SET TASK |
Copy all lines of the listing that include the string "values".

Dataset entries
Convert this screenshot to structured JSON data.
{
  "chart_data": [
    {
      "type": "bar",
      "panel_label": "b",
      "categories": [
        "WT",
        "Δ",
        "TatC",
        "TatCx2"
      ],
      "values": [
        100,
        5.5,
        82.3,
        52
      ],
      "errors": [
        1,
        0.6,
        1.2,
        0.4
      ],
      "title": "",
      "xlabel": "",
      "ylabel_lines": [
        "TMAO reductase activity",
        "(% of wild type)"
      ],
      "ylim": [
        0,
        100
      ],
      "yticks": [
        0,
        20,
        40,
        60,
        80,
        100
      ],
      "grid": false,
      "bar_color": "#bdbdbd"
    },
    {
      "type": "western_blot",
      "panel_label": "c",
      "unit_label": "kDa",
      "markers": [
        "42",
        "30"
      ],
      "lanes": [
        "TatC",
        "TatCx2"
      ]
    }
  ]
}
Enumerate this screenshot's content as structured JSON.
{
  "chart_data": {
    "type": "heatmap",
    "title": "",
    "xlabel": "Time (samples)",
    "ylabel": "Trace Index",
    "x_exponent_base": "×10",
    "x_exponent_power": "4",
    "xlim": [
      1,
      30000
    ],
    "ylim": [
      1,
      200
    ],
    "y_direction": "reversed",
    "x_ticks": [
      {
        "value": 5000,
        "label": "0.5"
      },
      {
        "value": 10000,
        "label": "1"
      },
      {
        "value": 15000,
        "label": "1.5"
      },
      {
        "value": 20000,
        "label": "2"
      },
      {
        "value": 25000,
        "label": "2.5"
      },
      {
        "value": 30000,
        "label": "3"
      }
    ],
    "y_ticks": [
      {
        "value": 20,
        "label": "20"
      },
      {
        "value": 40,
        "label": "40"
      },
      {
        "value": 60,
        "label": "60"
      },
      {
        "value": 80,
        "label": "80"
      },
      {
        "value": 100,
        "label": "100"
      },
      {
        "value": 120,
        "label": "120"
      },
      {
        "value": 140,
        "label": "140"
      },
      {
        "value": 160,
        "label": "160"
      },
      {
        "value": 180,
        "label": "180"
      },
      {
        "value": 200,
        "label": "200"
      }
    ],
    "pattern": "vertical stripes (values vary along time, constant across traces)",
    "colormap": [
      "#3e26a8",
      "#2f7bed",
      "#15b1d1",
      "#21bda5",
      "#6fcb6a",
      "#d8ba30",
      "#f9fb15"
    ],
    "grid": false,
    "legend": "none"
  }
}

THE RESPONSE |
      "values": [
    "pattern": "vertical stripes (values vary along time, constant across traces)",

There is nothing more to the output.